Task details: Sift the material for lines containing "Warto", and return them.

[begin Extracted material]

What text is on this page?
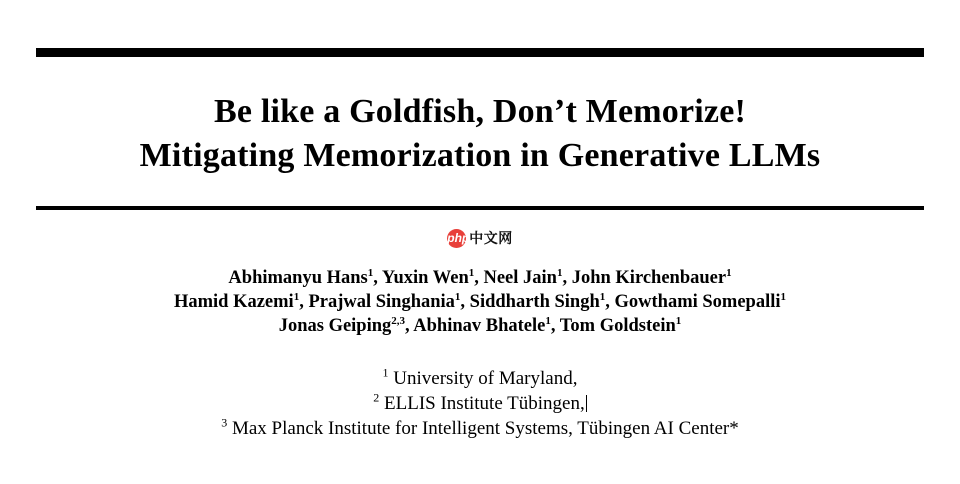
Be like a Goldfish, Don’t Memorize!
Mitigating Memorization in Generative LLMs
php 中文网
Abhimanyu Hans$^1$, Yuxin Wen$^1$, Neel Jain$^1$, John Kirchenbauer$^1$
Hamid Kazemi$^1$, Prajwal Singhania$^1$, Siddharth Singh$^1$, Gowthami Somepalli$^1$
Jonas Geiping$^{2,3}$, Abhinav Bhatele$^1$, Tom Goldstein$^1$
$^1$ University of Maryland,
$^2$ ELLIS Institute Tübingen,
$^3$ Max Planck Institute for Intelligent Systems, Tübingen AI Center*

[end Extracted material]
[begin Extracted material]

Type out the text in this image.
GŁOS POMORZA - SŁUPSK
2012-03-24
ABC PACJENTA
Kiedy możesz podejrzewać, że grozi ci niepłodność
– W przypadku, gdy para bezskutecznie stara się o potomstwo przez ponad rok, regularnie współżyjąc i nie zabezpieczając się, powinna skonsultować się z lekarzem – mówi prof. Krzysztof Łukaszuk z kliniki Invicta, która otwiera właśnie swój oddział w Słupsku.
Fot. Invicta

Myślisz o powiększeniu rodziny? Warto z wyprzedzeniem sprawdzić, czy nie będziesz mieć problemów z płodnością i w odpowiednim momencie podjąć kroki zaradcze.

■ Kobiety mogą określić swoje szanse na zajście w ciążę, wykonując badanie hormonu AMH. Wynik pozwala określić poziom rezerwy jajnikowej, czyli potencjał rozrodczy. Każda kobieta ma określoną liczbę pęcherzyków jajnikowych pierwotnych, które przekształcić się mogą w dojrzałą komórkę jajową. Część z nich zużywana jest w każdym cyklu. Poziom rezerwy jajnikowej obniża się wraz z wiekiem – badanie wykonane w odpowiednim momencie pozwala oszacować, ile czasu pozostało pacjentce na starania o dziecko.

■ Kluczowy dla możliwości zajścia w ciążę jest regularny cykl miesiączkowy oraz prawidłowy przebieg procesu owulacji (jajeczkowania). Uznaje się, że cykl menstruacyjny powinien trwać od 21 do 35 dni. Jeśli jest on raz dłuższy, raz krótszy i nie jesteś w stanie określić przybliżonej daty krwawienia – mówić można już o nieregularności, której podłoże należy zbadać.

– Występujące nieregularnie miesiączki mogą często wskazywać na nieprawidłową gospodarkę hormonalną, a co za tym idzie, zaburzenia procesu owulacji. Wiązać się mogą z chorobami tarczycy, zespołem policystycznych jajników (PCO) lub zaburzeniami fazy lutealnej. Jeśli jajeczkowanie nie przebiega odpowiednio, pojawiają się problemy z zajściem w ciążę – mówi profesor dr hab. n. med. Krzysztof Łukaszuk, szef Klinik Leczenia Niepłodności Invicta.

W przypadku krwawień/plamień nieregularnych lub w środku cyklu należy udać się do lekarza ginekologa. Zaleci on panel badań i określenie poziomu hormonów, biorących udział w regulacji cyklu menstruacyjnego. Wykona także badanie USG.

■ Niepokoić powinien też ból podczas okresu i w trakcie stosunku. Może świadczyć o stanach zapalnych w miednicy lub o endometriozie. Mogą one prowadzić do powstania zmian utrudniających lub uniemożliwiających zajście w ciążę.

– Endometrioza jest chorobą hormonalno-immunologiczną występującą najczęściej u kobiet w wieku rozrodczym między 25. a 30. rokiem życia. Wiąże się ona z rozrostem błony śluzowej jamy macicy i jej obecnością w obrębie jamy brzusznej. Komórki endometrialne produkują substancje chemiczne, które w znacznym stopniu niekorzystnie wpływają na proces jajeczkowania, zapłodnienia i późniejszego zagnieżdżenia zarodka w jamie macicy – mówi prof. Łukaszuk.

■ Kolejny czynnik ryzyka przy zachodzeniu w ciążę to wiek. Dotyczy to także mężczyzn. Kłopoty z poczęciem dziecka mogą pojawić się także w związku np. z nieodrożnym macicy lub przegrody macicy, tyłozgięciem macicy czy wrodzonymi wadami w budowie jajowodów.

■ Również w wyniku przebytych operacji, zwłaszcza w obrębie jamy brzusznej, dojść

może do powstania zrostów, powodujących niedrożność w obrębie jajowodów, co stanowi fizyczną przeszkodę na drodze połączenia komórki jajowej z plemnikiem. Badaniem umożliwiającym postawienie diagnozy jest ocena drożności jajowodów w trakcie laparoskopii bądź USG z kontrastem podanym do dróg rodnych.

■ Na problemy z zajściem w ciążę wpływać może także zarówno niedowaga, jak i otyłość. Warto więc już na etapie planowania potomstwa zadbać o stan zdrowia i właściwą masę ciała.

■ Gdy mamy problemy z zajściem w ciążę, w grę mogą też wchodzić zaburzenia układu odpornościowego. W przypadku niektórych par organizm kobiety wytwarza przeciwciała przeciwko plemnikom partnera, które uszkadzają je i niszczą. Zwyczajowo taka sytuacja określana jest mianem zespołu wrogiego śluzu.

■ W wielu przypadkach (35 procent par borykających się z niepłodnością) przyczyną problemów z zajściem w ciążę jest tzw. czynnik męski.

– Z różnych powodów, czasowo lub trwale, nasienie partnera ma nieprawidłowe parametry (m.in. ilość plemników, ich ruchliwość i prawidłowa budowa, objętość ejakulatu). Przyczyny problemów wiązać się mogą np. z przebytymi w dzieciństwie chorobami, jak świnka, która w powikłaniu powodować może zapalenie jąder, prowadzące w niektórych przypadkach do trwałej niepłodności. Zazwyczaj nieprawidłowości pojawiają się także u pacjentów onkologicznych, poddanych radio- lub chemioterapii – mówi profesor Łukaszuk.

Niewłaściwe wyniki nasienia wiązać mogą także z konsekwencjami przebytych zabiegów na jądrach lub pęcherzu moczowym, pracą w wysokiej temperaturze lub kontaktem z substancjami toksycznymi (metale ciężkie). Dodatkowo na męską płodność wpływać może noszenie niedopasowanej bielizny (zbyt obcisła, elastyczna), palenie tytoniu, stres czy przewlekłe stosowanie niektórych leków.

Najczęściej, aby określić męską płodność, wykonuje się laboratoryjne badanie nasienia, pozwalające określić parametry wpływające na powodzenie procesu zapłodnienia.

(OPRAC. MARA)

[end Extracted material]

The solution:
Myślisz o powiększeniu rodziny? Warto z wyprzedzeniem sprawdzić, czy nie będziesz mieć problemów z płodnością i w odpowiednim momencie podjąć kroki zaradcze.
■ Na problemy z zajściem w ciążę wpływać może także zarówno niedowaga, jak i otyłość. Warto więc już na etapie planowania potomstwa zadbać o stan zdrowia i właściwą masę ciała.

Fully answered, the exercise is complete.